++++ Input for this task

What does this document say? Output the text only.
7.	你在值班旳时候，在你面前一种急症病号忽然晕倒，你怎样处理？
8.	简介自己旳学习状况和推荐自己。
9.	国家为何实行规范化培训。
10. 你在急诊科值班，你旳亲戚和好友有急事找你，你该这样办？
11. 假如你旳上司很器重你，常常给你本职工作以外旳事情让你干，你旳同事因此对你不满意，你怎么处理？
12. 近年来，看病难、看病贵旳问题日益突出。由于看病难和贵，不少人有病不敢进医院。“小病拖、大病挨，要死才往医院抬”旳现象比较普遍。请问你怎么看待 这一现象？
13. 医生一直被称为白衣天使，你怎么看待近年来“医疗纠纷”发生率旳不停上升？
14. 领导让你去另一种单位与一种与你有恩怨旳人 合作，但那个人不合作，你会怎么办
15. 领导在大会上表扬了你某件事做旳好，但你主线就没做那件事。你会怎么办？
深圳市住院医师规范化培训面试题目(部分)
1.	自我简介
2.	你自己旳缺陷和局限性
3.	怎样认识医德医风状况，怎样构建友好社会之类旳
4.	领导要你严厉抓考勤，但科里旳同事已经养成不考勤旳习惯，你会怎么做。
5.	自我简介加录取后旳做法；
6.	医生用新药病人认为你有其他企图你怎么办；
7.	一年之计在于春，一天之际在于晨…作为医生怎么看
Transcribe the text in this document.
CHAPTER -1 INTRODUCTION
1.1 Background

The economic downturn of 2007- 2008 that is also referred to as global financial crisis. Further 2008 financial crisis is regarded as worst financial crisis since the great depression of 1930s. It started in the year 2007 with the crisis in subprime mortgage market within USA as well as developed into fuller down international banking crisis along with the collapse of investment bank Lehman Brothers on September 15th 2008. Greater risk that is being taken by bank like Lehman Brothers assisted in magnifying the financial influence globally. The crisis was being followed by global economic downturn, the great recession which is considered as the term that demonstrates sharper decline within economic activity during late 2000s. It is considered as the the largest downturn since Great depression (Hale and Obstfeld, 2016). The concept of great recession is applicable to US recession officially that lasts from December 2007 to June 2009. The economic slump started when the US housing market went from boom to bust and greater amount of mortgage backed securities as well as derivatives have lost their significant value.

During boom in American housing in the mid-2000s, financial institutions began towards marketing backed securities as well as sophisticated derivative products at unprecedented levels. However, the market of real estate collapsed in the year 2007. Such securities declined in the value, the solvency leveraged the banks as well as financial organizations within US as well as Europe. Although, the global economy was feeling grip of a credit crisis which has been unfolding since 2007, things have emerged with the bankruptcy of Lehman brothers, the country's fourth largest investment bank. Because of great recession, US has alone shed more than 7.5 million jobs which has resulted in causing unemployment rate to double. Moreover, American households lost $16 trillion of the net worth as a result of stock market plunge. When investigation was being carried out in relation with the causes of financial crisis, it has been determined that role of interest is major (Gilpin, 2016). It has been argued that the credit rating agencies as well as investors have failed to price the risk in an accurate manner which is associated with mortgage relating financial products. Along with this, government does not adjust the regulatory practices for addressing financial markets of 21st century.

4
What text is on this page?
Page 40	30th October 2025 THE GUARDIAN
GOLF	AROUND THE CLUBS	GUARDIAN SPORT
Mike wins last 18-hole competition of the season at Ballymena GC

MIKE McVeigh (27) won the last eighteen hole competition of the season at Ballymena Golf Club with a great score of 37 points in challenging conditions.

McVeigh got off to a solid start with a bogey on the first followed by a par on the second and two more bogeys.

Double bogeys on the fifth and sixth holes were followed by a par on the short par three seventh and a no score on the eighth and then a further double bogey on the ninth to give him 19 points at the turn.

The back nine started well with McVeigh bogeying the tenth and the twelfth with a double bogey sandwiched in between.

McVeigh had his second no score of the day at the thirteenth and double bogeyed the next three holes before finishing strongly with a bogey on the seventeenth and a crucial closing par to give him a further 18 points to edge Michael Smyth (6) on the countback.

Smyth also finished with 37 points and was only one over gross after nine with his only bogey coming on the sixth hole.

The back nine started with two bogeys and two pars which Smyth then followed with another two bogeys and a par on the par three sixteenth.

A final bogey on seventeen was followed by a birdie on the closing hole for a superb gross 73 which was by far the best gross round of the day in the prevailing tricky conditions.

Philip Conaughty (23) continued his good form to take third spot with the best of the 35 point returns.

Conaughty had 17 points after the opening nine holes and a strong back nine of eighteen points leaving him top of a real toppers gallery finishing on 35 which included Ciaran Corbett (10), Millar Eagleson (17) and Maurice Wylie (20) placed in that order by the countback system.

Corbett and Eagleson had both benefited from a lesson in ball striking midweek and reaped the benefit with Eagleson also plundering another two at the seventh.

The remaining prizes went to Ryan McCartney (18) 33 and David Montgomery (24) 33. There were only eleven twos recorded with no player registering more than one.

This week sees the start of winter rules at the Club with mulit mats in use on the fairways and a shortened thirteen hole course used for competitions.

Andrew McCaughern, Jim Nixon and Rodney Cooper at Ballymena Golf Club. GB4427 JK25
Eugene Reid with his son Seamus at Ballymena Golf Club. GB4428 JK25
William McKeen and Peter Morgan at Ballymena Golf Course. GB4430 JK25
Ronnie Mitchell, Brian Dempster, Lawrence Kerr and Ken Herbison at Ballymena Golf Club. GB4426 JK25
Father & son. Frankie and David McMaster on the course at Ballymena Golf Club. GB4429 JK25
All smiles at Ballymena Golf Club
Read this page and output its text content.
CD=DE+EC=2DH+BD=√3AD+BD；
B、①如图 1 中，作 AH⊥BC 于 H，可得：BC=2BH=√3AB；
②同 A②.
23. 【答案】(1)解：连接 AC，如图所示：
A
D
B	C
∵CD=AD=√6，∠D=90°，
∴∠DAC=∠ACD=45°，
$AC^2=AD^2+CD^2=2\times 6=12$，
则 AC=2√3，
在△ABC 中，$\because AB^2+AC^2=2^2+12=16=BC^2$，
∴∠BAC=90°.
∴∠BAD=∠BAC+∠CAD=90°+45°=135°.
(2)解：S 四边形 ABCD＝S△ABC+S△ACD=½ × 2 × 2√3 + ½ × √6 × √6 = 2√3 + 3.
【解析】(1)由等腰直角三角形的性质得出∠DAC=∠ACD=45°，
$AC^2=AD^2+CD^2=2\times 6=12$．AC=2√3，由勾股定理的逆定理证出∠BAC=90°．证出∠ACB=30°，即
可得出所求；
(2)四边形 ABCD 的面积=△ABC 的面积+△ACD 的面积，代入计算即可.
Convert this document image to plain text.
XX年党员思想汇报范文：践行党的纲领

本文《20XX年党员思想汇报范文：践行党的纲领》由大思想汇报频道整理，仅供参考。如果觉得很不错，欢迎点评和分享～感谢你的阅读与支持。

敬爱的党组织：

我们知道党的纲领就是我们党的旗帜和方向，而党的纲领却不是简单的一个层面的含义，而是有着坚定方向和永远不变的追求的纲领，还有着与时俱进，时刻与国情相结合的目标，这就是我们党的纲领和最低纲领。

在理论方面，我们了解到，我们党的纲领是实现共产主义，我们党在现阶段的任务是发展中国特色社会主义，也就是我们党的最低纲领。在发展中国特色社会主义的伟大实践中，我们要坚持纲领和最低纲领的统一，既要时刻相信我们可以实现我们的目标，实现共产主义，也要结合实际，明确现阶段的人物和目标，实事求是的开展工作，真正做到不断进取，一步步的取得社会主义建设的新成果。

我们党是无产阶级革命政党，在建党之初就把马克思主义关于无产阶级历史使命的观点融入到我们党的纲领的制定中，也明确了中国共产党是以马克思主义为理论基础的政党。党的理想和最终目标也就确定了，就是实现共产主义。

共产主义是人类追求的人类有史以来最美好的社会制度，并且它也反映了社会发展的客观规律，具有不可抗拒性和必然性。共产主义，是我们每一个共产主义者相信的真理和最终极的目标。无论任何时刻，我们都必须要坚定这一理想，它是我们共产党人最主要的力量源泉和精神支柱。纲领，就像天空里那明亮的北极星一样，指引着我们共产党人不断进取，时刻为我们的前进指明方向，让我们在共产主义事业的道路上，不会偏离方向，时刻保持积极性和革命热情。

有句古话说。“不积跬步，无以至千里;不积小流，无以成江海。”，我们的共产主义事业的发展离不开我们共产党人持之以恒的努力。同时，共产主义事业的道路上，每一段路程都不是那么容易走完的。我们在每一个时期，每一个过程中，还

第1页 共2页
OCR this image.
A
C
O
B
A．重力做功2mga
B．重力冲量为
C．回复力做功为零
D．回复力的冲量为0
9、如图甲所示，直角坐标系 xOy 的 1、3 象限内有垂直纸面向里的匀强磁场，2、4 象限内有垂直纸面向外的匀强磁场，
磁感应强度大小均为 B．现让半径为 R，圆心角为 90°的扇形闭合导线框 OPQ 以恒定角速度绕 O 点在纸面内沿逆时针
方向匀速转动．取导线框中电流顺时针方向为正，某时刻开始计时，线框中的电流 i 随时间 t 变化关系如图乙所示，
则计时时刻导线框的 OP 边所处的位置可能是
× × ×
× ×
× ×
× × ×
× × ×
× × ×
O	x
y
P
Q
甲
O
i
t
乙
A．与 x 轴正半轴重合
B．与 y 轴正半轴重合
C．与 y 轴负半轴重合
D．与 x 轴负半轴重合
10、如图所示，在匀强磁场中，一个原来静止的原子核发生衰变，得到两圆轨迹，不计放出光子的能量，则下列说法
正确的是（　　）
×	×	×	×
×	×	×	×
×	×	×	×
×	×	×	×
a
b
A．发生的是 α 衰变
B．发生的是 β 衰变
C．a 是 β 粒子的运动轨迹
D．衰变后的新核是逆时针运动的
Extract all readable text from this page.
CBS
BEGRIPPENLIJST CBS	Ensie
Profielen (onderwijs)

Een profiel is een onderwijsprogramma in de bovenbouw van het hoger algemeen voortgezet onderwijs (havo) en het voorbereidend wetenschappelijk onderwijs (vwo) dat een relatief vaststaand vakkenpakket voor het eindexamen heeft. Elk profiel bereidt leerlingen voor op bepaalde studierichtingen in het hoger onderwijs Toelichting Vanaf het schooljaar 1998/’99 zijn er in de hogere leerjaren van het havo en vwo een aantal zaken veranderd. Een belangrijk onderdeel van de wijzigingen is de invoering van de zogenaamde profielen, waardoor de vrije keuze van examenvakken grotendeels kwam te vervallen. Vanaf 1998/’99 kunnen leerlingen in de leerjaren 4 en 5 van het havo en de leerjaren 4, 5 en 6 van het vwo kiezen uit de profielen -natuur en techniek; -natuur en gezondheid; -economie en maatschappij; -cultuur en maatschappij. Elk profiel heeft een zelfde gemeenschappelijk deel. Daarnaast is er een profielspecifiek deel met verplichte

++++++++

Work to be completed ::
State only the count of lines above that hold the string "What".

Solution for this problem ::
2